======== EXERCISE INPUT ========

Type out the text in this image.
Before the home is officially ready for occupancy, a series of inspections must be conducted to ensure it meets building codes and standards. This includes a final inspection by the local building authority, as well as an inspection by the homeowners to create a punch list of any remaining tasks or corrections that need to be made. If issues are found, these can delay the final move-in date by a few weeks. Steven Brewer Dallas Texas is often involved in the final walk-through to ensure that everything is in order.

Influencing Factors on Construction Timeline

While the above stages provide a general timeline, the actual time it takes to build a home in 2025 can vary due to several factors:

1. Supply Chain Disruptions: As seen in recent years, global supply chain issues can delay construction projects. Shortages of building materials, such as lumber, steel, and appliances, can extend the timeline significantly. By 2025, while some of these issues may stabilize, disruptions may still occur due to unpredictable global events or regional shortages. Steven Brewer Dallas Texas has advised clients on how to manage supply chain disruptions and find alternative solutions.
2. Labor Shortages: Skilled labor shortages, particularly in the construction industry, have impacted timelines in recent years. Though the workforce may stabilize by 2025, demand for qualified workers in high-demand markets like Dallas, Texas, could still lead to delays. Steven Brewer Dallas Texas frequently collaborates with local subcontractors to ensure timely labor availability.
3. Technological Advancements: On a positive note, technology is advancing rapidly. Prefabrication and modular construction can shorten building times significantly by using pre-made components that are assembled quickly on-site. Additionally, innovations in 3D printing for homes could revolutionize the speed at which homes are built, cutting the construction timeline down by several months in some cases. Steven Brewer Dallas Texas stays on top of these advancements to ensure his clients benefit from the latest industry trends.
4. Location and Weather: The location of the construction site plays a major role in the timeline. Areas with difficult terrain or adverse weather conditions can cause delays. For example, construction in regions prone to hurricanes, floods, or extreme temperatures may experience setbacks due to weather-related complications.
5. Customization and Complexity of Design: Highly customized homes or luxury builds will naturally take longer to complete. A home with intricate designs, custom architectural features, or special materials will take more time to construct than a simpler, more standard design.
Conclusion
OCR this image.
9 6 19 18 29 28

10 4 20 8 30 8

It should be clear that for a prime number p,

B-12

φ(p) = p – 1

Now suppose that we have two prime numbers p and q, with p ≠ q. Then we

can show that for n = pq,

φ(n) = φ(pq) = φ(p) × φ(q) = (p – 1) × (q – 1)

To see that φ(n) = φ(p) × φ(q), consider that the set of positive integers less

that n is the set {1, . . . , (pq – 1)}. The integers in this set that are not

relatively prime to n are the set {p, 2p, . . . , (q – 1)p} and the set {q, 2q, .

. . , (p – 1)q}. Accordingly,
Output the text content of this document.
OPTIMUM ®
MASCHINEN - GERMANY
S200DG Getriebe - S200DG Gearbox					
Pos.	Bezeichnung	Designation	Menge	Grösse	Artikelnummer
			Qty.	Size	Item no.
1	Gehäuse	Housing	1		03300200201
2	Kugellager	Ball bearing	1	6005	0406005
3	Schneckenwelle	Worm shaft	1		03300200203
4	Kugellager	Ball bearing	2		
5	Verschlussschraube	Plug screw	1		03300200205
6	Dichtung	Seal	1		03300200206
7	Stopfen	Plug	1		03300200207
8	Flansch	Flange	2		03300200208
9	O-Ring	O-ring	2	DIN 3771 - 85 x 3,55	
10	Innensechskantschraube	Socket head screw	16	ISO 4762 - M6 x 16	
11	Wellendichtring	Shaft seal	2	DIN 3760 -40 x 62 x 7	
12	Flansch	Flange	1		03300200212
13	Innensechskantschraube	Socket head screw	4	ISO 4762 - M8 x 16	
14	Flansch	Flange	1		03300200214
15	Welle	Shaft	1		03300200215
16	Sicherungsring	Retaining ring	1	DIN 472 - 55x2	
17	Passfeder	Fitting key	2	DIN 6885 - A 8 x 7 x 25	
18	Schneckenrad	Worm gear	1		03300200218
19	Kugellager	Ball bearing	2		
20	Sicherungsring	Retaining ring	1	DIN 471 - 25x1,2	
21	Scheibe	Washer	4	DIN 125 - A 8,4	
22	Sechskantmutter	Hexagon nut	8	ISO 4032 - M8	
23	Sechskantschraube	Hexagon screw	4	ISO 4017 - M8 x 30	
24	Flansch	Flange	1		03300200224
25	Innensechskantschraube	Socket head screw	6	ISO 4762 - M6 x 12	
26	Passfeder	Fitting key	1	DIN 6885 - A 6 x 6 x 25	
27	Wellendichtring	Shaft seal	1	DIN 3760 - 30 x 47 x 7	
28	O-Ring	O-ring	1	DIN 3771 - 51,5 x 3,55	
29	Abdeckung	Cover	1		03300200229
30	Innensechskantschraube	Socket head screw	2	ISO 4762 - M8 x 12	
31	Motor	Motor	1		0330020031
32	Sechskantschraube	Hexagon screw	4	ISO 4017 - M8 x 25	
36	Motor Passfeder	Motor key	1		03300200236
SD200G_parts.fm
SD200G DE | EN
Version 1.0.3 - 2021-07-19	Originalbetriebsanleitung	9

========

### [WHAT NEEDS TO BE DONE]
In the entries above, how many lines contain the word "significantly"? Answer with the number only.

### [REPLY]
2